● **The data**:

* * * * * * * * *

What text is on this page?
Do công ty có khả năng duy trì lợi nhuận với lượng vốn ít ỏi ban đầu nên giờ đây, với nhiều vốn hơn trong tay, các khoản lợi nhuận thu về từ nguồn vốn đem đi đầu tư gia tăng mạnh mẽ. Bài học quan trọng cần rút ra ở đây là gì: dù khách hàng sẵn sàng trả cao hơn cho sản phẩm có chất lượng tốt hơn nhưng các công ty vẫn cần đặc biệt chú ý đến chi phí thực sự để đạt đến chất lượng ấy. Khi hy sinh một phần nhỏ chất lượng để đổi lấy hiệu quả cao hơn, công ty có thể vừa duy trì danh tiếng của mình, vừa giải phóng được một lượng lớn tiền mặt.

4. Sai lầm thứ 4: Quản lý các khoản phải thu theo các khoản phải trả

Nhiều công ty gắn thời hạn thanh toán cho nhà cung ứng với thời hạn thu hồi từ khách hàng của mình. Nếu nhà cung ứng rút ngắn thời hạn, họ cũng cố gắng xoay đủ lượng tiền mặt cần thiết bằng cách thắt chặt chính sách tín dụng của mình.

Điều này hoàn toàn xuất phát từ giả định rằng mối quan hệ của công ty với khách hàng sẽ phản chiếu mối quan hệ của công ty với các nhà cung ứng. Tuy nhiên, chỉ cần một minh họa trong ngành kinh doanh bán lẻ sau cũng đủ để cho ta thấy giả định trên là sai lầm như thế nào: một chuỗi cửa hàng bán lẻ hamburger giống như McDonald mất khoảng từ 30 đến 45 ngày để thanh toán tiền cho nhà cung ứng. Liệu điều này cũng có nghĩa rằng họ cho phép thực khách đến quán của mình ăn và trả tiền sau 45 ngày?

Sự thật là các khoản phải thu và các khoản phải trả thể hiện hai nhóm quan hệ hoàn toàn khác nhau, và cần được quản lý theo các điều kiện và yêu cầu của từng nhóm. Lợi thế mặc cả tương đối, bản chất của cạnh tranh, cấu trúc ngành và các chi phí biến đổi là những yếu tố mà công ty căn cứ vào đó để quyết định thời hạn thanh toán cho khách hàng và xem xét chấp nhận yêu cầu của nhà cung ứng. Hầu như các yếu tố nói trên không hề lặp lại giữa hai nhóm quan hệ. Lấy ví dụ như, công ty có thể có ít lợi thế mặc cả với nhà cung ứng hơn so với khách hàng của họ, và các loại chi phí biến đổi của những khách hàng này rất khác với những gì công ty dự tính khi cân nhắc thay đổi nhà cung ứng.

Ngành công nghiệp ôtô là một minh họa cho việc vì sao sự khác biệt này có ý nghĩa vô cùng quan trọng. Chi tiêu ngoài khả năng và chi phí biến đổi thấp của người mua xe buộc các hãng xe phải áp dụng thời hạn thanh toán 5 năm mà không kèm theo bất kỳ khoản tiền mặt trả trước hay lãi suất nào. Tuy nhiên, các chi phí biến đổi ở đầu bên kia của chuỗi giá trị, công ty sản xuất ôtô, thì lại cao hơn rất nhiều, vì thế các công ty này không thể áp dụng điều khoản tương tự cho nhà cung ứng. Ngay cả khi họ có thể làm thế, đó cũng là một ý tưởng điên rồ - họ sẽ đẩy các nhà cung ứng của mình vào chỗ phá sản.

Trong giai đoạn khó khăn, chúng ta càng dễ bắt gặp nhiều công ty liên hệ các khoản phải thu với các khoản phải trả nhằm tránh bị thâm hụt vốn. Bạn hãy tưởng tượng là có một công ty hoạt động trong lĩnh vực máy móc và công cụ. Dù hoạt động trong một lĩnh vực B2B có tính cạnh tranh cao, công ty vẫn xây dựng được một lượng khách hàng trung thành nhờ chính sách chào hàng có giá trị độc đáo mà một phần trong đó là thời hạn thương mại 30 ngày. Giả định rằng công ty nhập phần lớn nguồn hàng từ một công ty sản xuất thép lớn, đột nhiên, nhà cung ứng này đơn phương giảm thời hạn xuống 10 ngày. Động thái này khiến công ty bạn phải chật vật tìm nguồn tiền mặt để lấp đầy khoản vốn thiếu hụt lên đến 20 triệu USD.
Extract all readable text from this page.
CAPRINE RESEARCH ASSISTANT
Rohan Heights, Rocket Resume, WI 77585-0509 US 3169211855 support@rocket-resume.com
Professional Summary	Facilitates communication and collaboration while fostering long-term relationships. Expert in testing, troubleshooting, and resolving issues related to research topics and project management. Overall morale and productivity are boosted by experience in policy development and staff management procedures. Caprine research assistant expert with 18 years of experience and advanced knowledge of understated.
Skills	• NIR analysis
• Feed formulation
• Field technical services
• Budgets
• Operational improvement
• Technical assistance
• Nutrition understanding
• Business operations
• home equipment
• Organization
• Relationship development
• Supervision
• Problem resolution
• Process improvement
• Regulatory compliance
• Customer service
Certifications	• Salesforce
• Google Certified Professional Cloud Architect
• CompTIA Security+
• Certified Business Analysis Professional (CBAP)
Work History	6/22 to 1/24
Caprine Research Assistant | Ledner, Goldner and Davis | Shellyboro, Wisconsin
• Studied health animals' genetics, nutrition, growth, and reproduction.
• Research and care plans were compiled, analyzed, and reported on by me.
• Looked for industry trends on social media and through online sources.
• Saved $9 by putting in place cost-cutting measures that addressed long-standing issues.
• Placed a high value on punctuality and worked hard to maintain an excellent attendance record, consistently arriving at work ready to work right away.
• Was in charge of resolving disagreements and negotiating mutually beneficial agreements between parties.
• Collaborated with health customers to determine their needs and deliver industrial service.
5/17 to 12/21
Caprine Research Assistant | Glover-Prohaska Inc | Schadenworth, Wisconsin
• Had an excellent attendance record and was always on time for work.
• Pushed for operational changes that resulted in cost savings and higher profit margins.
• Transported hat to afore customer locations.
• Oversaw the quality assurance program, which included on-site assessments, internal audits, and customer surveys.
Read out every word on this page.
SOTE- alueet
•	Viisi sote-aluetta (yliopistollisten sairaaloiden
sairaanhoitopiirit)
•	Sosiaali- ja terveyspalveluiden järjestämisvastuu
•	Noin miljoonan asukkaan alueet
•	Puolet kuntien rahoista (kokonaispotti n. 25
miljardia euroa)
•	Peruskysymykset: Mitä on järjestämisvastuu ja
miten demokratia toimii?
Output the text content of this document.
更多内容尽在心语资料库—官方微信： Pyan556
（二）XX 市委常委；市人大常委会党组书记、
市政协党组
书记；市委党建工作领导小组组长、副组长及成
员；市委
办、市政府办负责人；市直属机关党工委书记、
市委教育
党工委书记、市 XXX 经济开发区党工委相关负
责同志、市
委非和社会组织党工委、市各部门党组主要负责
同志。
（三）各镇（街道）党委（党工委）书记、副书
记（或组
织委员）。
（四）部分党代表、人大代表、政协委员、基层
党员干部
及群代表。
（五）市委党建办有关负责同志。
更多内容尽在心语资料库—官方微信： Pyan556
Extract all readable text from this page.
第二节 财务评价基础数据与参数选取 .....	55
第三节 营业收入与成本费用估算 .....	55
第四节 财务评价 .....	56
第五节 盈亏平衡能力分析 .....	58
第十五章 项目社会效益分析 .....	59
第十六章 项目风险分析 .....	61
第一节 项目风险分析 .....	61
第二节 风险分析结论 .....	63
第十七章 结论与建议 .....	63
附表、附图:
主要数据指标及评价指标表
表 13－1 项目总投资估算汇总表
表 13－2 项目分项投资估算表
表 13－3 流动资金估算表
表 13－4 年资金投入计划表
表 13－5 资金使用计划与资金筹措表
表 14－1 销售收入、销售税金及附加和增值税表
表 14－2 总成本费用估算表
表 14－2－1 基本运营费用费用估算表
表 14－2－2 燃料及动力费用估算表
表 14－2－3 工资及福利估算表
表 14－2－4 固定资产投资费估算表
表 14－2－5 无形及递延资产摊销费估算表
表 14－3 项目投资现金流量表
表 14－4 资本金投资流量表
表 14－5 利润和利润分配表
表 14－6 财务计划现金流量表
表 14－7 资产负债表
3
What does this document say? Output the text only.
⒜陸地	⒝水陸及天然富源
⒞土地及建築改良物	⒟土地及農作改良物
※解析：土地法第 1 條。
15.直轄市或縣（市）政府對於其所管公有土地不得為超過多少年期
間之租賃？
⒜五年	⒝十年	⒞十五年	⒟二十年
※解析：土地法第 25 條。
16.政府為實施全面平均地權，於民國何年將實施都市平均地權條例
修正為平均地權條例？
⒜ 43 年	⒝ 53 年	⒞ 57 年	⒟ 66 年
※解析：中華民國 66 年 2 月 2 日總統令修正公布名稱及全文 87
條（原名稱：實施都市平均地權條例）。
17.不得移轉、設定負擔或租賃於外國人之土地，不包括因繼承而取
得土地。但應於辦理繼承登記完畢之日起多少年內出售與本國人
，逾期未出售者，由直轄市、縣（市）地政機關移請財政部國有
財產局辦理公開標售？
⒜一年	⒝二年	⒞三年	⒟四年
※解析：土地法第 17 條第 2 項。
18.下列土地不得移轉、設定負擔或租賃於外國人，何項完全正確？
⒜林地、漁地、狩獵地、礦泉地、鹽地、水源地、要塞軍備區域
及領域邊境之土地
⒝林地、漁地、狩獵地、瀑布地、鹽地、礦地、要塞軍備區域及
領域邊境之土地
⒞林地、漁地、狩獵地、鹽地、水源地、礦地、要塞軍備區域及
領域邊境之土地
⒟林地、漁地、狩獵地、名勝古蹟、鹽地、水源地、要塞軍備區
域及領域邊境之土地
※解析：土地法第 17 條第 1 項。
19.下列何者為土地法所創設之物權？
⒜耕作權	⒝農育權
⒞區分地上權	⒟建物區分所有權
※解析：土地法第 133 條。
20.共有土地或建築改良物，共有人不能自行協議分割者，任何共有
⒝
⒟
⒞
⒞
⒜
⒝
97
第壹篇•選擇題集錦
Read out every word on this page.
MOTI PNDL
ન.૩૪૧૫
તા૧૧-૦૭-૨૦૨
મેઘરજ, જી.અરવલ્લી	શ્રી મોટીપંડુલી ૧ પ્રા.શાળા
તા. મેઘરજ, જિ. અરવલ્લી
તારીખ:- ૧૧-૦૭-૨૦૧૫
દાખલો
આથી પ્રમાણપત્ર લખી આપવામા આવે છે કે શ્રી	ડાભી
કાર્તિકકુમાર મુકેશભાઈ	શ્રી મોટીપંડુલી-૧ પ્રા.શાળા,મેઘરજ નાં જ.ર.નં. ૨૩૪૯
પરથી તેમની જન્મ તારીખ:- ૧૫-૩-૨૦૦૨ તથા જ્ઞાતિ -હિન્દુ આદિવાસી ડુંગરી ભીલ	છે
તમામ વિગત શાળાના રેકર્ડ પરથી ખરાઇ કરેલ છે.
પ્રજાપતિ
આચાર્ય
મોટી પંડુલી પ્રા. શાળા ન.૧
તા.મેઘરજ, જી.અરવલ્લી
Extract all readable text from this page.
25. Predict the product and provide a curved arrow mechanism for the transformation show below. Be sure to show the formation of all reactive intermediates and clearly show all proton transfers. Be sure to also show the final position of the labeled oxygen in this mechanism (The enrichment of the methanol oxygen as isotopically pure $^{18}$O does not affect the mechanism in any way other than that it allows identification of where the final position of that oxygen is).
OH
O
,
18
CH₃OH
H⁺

* * * * * * * * *

● **Required task**: Copy all lines from the material that contain "improvement".

● **Response to this task**:
• Operational improvement
• Process improvement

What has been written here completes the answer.